--- Given exercise ---
Only the number is wanted: how many lines contain the word "CEDOL"?

--- Data ---
---*---

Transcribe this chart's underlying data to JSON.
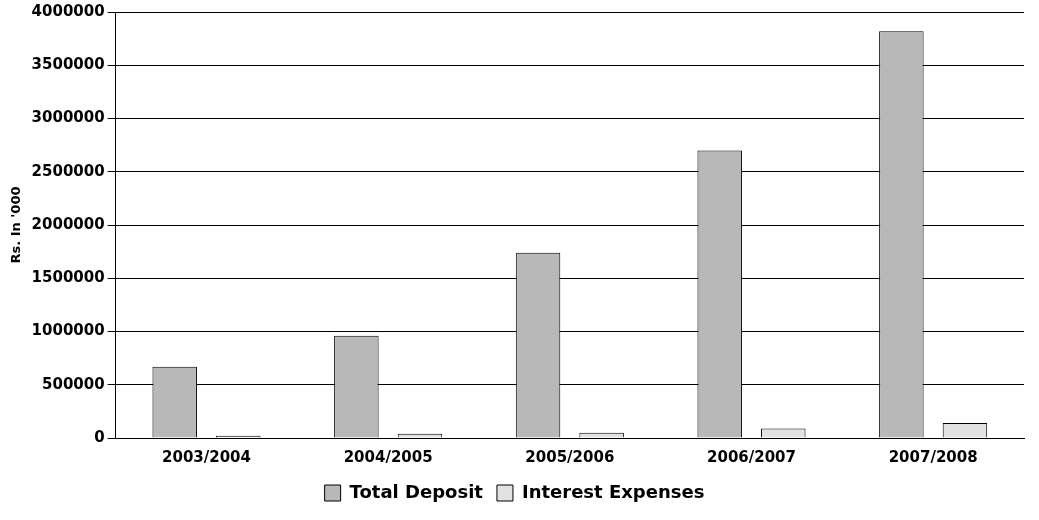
{
  "chart_data": {
    "type": "bar",
    "ylabel": "Rs. In '000",
    "categories": [
      "2003/2004",
      "2004/2005",
      "2005/2006",
      "2006/2007",
      "2007/2008"
    ],
    "series": [
      {
        "name": "Total Deposit",
        "color": "#b8b8b8",
        "values": [
          670000,
          960000,
          1740000,
          2700000,
          3820000
        ]
      },
      {
        "name": "Interest Expenses",
        "color": "#e2e2e2",
        "values": [
          20000,
          40000,
          50000,
          90000,
          140000
        ]
      }
    ],
    "ylim": [
      0,
      4000000
    ],
    "yticks": [
      0,
      500000,
      1000000,
      1500000,
      2000000,
      2500000,
      3000000,
      3500000,
      4000000
    ],
    "grid": "y",
    "legend": "bottom"
  }
}
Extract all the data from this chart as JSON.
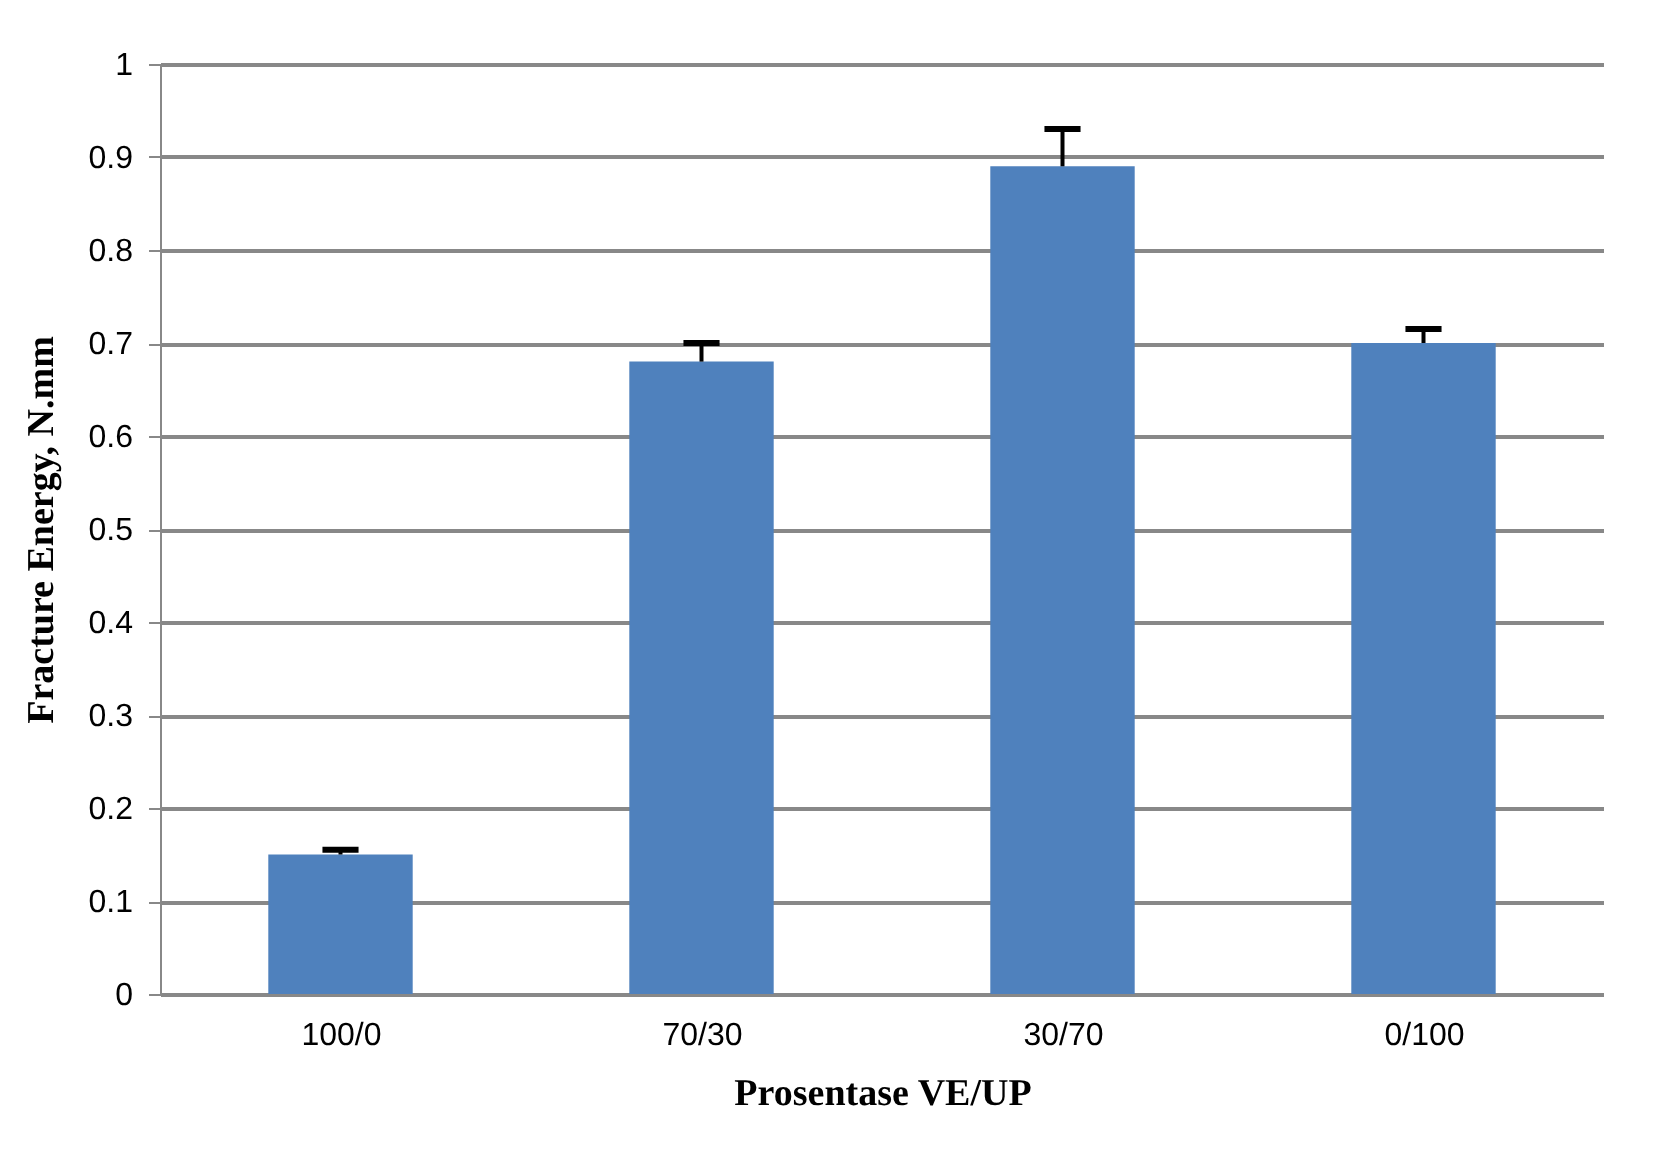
{
  "chart_data": {
    "type": "bar",
    "xlabel": "Prosentase VE/UP",
    "ylabel": "Fracture Energy, N.mm",
    "categories": [
      "100/0",
      "70/30",
      "30/70",
      "0/100"
    ],
    "values": [
      0.15,
      0.68,
      0.89,
      0.7
    ],
    "errors": [
      [
        0.15,
        0.155
      ],
      [
        0.68,
        0.7
      ],
      [
        0.89,
        0.93
      ],
      [
        0.7,
        0.715
      ]
    ],
    "color": "#4f81bd",
    "ylim": [
      0,
      1
    ],
    "yticks": [
      0,
      0.1,
      0.2,
      0.3,
      0.4,
      0.5,
      0.6,
      0.7,
      0.8,
      0.9,
      1
    ],
    "grid": "y"
  }
}
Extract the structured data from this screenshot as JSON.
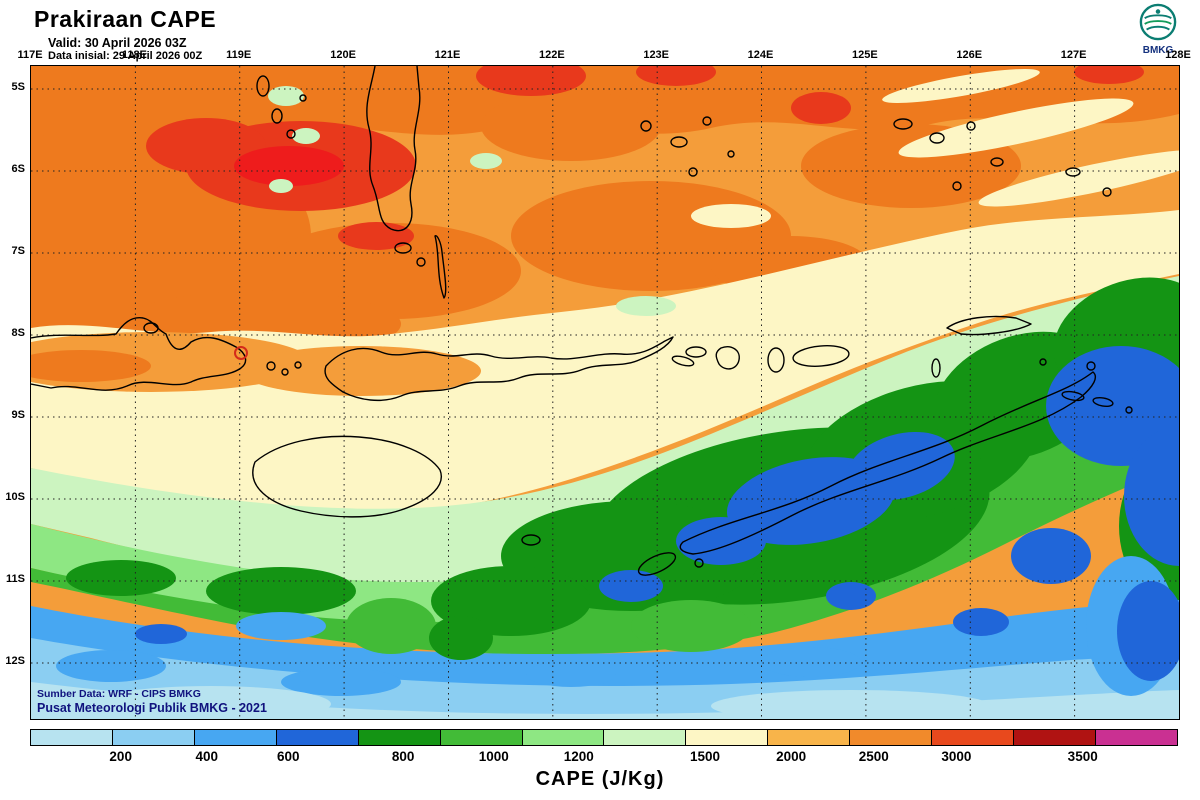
{
  "header": {
    "title": "Prakiraan CAPE",
    "valid": "Valid: 30 April 2026 03Z",
    "init": "Data inisial: 29 April 2026 00Z"
  },
  "logo": {
    "label": "BMKG"
  },
  "map": {
    "lon_labels": [
      "117E",
      "118E",
      "119E",
      "120E",
      "121E",
      "122E",
      "123E",
      "124E",
      "125E",
      "126E",
      "127E",
      "128E"
    ],
    "lat_labels": [
      "5S",
      "6S",
      "7S",
      "8S",
      "9S",
      "10S",
      "11S",
      "12S"
    ],
    "credit1": "Sumber Data: WRF - CIPS BMKG",
    "credit2": "Pusat Meteorologi Publik BMKG -  2021"
  },
  "colorbar": {
    "ticks": [
      "200",
      "400",
      "600",
      "800",
      "1000",
      "1200",
      "1500",
      "2000",
      "2500",
      "3000",
      "3500"
    ],
    "tick_pos_pct": [
      7.9,
      15.4,
      22.5,
      32.5,
      40.4,
      47.8,
      58.8,
      66.3,
      73.5,
      80.7,
      91.7
    ],
    "colors": [
      "#b7e3f0",
      "#8bcef2",
      "#47a7f2",
      "#2066d9",
      "#149414",
      "#42bb37",
      "#8ee783",
      "#ccf4c0",
      "#fdf6c5",
      "#f8b44a",
      "#f18a2b",
      "#e8491d",
      "#b01312",
      "#ca3092"
    ],
    "unit_label": "CAPE (J/Kg)"
  }
}
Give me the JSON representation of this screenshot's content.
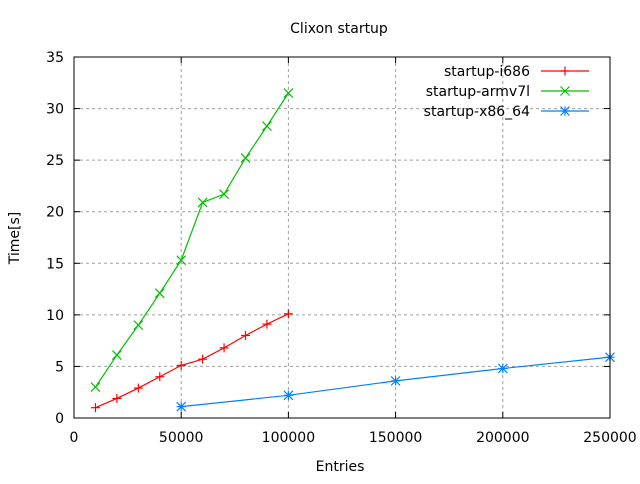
{
  "chart_data": {
    "type": "line",
    "title": "Clixon startup",
    "xlabel": "Entries",
    "ylabel": "Time[s]",
    "xlim": [
      0,
      250000
    ],
    "ylim": [
      0,
      35
    ],
    "xticks": [
      0,
      50000,
      100000,
      150000,
      200000,
      250000
    ],
    "yticks": [
      0,
      5,
      10,
      15,
      20,
      25,
      30,
      35
    ],
    "grid": true,
    "legend_position": "top-right",
    "series": [
      {
        "name": "startup-i686",
        "color": "#ff0000",
        "marker": "plus",
        "x": [
          10000,
          20000,
          30000,
          40000,
          50000,
          60000,
          70000,
          80000,
          90000,
          100000
        ],
        "y": [
          1.0,
          1.9,
          2.9,
          4.0,
          5.1,
          5.7,
          6.8,
          8.0,
          9.1,
          10.1
        ]
      },
      {
        "name": "startup-armv7l",
        "color": "#00c000",
        "marker": "cross",
        "x": [
          10000,
          20000,
          30000,
          40000,
          50000,
          60000,
          70000,
          80000,
          90000,
          100000
        ],
        "y": [
          3.0,
          6.1,
          9.0,
          12.1,
          15.3,
          20.9,
          21.7,
          25.2,
          28.3,
          31.5
        ]
      },
      {
        "name": "startup-x86_64",
        "color": "#0080ff",
        "marker": "star",
        "x": [
          50000,
          100000,
          150000,
          200000,
          250000
        ],
        "y": [
          1.1,
          2.2,
          3.6,
          4.8,
          5.9
        ]
      }
    ]
  }
}
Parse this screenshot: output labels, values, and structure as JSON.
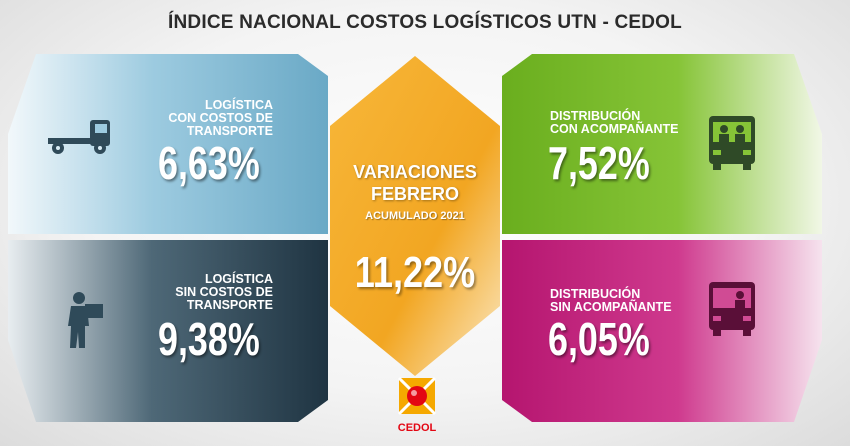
{
  "title": "ÍNDICE NACIONAL COSTOS LOGÍSTICOS UTN - CEDOL",
  "center": {
    "line1": "VARIACIONES",
    "line2": "FEBRERO",
    "subtitle": "ACUMULADO 2021",
    "value": "11,22%",
    "color": "#f2a622"
  },
  "panels": {
    "top_left": {
      "label1": "LOGÍSTICA",
      "label2": "CON COSTOS DE",
      "label3": "TRANSPORTE",
      "value": "6,63%",
      "color": "#7fb8d3",
      "icon": "truck-icon"
    },
    "bottom_left": {
      "label1": "LOGÍSTICA",
      "label2": "SIN COSTOS DE",
      "label3": "TRANSPORTE",
      "value": "9,38%",
      "color": "#2f4a59",
      "icon": "worker-carrying-box-icon"
    },
    "top_right": {
      "label1": "DISTRIBUCIÓN",
      "label2": "CON ACOMPAÑANTE",
      "value": "7,52%",
      "color": "#7dbd2b",
      "icon": "van-two-persons-icon"
    },
    "bottom_right": {
      "label1": "DISTRIBUCIÓN",
      "label2": "SIN ACOMPAÑANTE",
      "value": "6,05%",
      "color": "#c21e7e",
      "icon": "van-one-person-icon"
    }
  },
  "logo": {
    "text": "CEDOL",
    "color": "#f5a800",
    "accent": "#e30613"
  }
}
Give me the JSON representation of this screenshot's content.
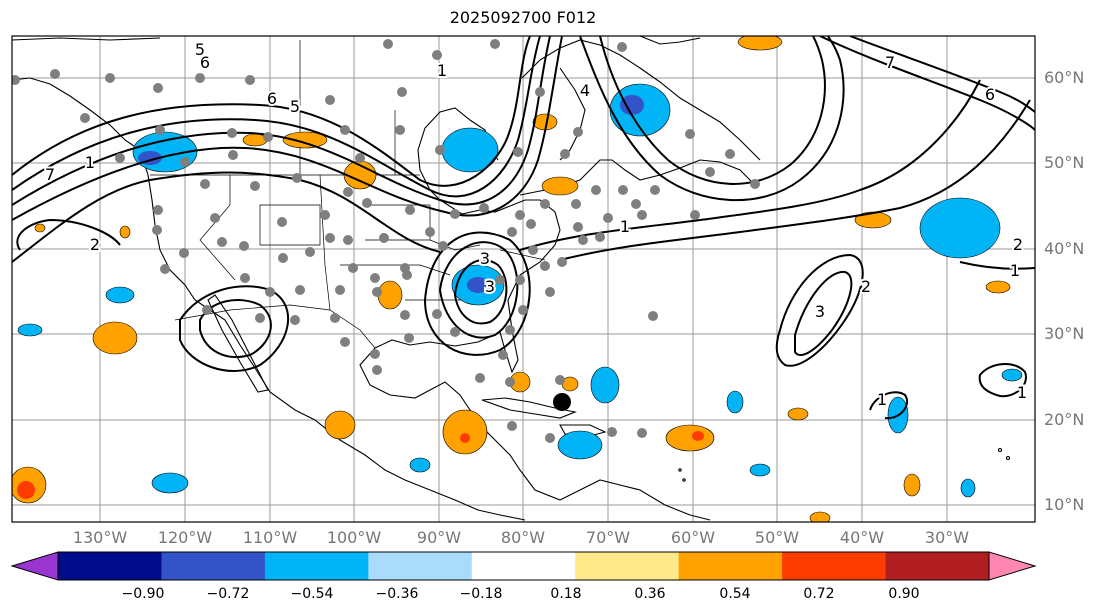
{
  "title": "2025092700 F012",
  "lat_labels": [
    "60°N",
    "50°N",
    "40°N",
    "30°N",
    "20°N",
    "10°N"
  ],
  "lon_labels": [
    "130°W",
    "120°W",
    "110°W",
    "100°W",
    "90°W",
    "80°W",
    "70°W",
    "60°W",
    "50°W",
    "40°W",
    "30°W"
  ],
  "colorbar": {
    "ticks": [
      "−0.90",
      "−0.72",
      "−0.54",
      "−0.36",
      "−0.18",
      "0.18",
      "0.36",
      "0.54",
      "0.72",
      "0.90"
    ],
    "colors": [
      "#9a35d2",
      "#000c8a",
      "#3353c9",
      "#00b4f5",
      "#a9dcfb",
      "#ffffff",
      "#ffe98a",
      "#ffa200",
      "#ff3c00",
      "#b01e22",
      "#ff86b0"
    ]
  },
  "contour_labels": [
    "5",
    "6",
    "1",
    "5",
    "6",
    "4",
    "1",
    "7",
    "2",
    "1",
    "2",
    "3",
    "3",
    "2",
    "1",
    "3",
    "1",
    "6",
    "7",
    "1"
  ],
  "fill_colors": {
    "light_blue": "#a9dcfb",
    "blue": "#00b4f5",
    "royal": "#3353c9",
    "orange": "#ffa200",
    "red": "#ff3c00"
  },
  "station_color": "#7f7f7f",
  "marker_color": "#000000"
}
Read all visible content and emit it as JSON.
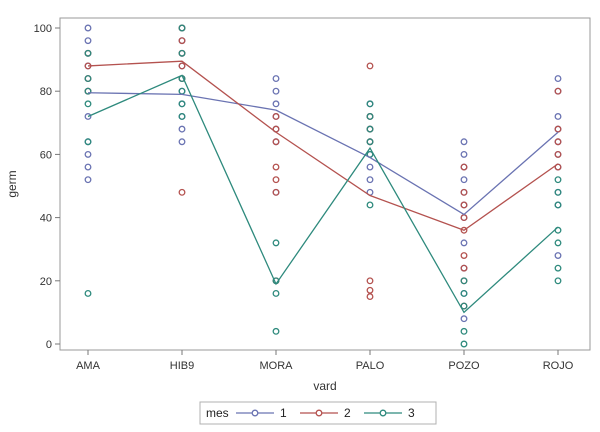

---*---

--- Written answer ---
2